:: Problem 1 ::
Transcribe the passage of the gradient boosting notes below from "Since I've already" to "learning random forests.", copying it word for word.

After learning about **ensembles of decision trees** as an approach to modelling tabular data, I've decided to have another shot at the [Forecasting Sticker Sales](https://www.kaggle.com/competitions/playground-series-s5e1) Kaggle competition.

While I initially approached the problem with **deep learning** and scored in the top 27% of predictions, I want to see if I can improve on this by taking a different approach.

In my last notebook I uncovered **random forests** which is one approach of ensembling decision trees. However, there is another area of ensembling I wish to learn more about, called **gradient boosting machines (GBMs)**.

Since I've already gone into detail in my [previous notebook](https://github.com/frank-895/machine_learning_journey/tree/main/random_forests) about how decision trees are made and what ensembling is, I will be focusing on *building* that knowledge. I won't go into detail about when to use **ensembles of decision trees** vs **deep learning**.

Furthermore, I've selected a **regression** problem for this project, as I practiced a **classification** problem when learning random forests.

The first thing to establish is the key differences between **random forests** and **GBMs**.

Where random forests utilise **bagging** (training each model on a different data subset and averaging), GBMs use **boosting**, where models are 'added'. Each new decision tree correct the errors made by the previous models and the final prediction is the the weighted sum of all the predictions from all the models.

GBMs can generally perform better than random forests, but they are more complicated to implement.
- They require some fussing with hyperparamaters.
- They are prone to overfitting as each tree is not independent of the others.
- They are rely on sequential training, which is slower, whereas random forests can utilise parallel training (as they are independent trees).

So, a good approach would be to start with a random forest, then try a GBM. We will do that here, but the description for random forests will be brief as we have already gone into detail about this previously.

:: Problem 2 ::
Find each line in the rows below that holds the string "logo", matching case, and copy those lines.

(Data records)
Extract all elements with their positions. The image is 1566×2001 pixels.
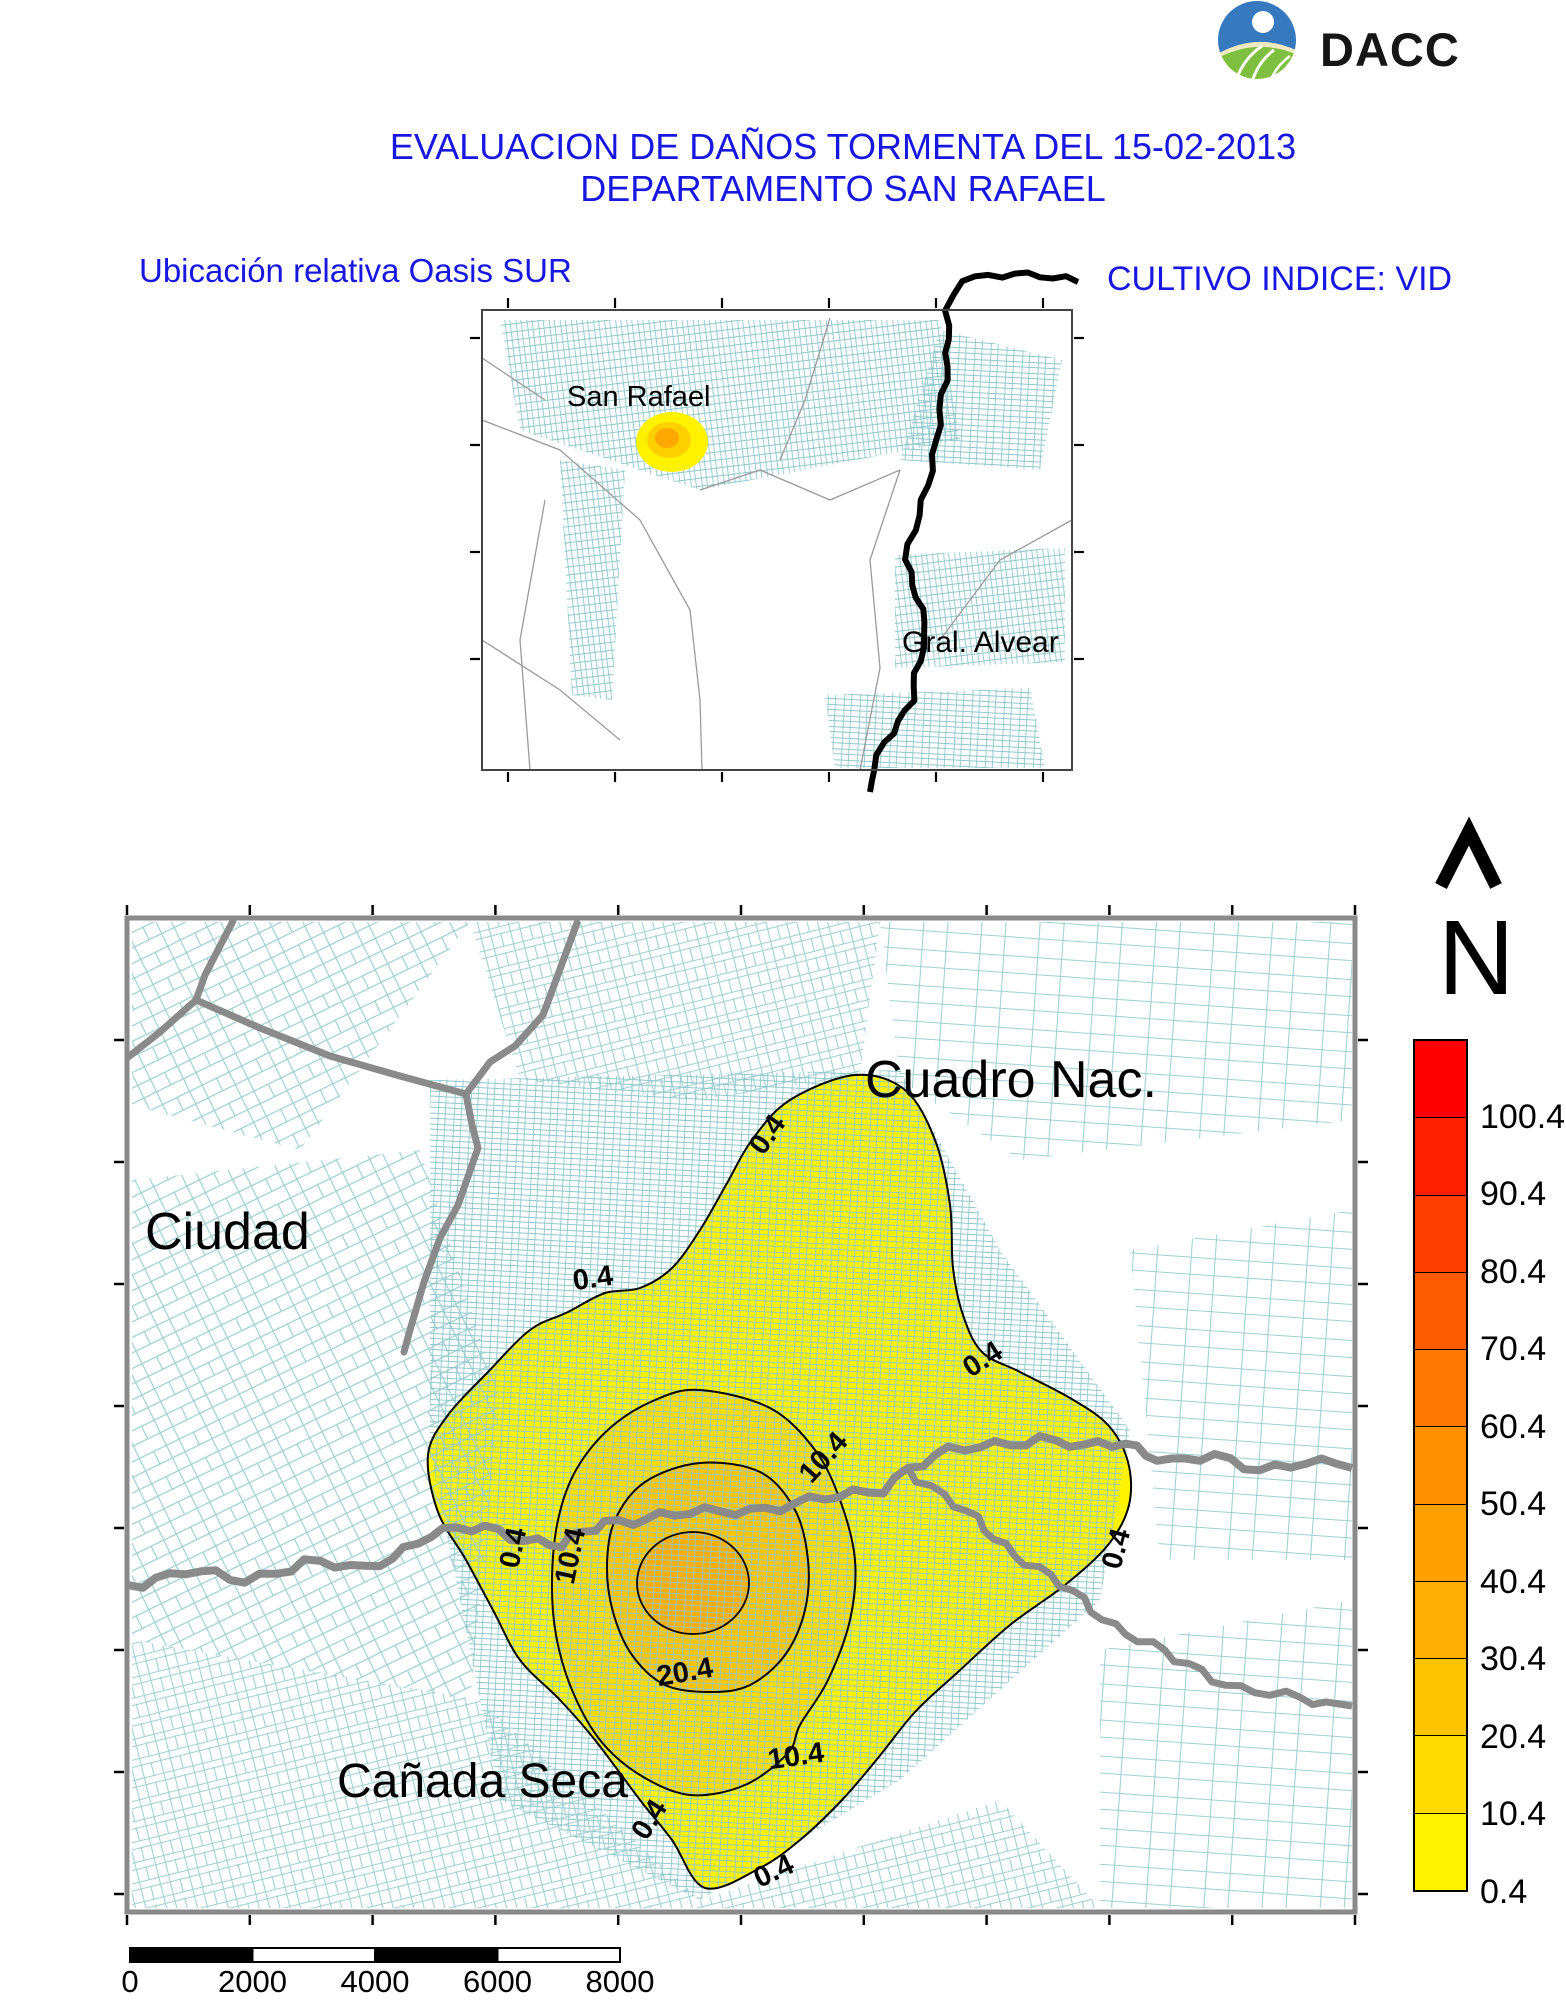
- contour-line-10-4: [550, 1388, 857, 1797]
- main-map-ticks: [114, 905, 1368, 1925]
- parcel-area: [560, 460, 625, 700]
- overview-map-frame: [481, 309, 1073, 771]
- damage-spot-core: [655, 428, 679, 448]
- legend-color-segment: [1415, 1813, 1466, 1890]
- overview-map: [470, 269, 1084, 793]
- place-label: Cuadro Nac.: [865, 1051, 1157, 1109]
- river-branch-line: [904, 1466, 1353, 1710]
- scale-bar-value: 4000: [340, 1964, 410, 1999]
- river-line: [127, 1432, 1354, 1592]
- legend-color-segment: [1415, 1350, 1466, 1428]
- legend-color-segment: [1415, 1118, 1466, 1196]
- page-title: EVALUACION DE DAÑOS TORMENTA DEL 15-02-2…: [120, 126, 1566, 210]
- overview-place-label: San Rafael: [567, 381, 711, 413]
- legend-color-segment: [1415, 1195, 1466, 1273]
- subtitle-left: Ubicación relativa Oasis SUR: [139, 252, 572, 289]
- legend-value-label: 90.4: [1480, 1175, 1547, 1214]
- legend-color-segment: [1415, 1427, 1466, 1505]
- overview-place-label: Gral. Alvear: [902, 626, 1059, 659]
- scale-bar-value: 2000: [218, 1964, 287, 1999]
- legend-value-label: 50.4: [1480, 1485, 1547, 1524]
- boundary-roads: [127, 918, 581, 1356]
- parcel-area: [500, 320, 960, 490]
- legend-value-label: 70.4: [1480, 1330, 1547, 1369]
- color-scale-legend: [1413, 1039, 1468, 1892]
- legend-value-label: 80.4: [1480, 1252, 1547, 1291]
- scale-bar-value: 6000: [463, 1964, 532, 1999]
- legend-value-label: 100.4: [1480, 1097, 1566, 1136]
- contour-line-20-4: [605, 1461, 810, 1694]
- contour-line-0-4: [426, 1073, 1133, 1890]
- title-line-1: EVALUACION DE DAÑOS TORMENTA DEL 15-02-2…: [389, 126, 1297, 167]
- boundary-lines: [482, 317, 1072, 770]
- parcel-area: [825, 688, 1045, 768]
- contour-line-30-4: [636, 1531, 750, 1635]
- route-river-line: [867, 269, 1080, 793]
- place-label: Cañada Seca: [337, 1755, 628, 1808]
- legend-color-segment: [1415, 1736, 1466, 1814]
- main-map: [114, 905, 1368, 1925]
- legend-color-segment: [1415, 1272, 1466, 1351]
- place-label: Ciudad: [145, 1203, 310, 1261]
- legend-color-segment: [1415, 1581, 1466, 1660]
- north-label: N: [1438, 899, 1515, 1017]
- legend-color-segment: [1415, 1504, 1466, 1582]
- dacc-logo-icon: [1218, 1, 1296, 79]
- legend-value-label: 60.4: [1480, 1407, 1547, 1446]
- legend-color-segment: [1415, 1041, 1466, 1119]
- north-arrow-icon: [1435, 816, 1502, 889]
- subtitle-right: CULTIVO INDICE: VID: [1107, 260, 1453, 298]
- legend-value-label: 20.4: [1480, 1717, 1547, 1756]
- legend-value-label: 0.4: [1480, 1873, 1528, 1911]
- title-line-2: DEPARTAMENTO SAN RAFAEL: [580, 168, 1106, 209]
- legend-value-label: 10.4: [1480, 1795, 1547, 1834]
- parcel-area: [895, 548, 1065, 668]
- legend-value-label: 30.4: [1480, 1640, 1547, 1679]
- main-map-frame: [124, 915, 1358, 1915]
- scale-bar-value: 8000: [585, 1964, 655, 1999]
- legend-value-label: 40.4: [1480, 1562, 1547, 1601]
- parcel-areas: [132, 922, 1352, 1908]
- scale-bar: [129, 1947, 621, 1963]
- overview-map-ticks: [470, 298, 1084, 782]
- contour-label: 0.4: [570, 1259, 616, 1298]
- logo-text: DACC: [1320, 23, 1460, 76]
- scale-bar-value: 0: [121, 1964, 139, 1999]
- legend-color-segment: [1415, 1659, 1466, 1737]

:: Task output 1 ::
Since I've already gone into detail in my [previous notebook](https://github.com/frank-895/machine_learning_journey/tree/main/random_forests) about how decision trees are made and what ensembling is, I will be focusing on *building* that knowledge. I won't go into detail about when to use **ensembles of decision trees** vs **deep learning**.

Furthermore, I've selected a **regression** problem for this project, as I practiced a **classification** problem when learning random forests.

:: Task output 2 ::
- dacc-logo-icon: [1218, 1, 1296, 79]
- logo-text: DACC: [1320, 23, 1460, 76]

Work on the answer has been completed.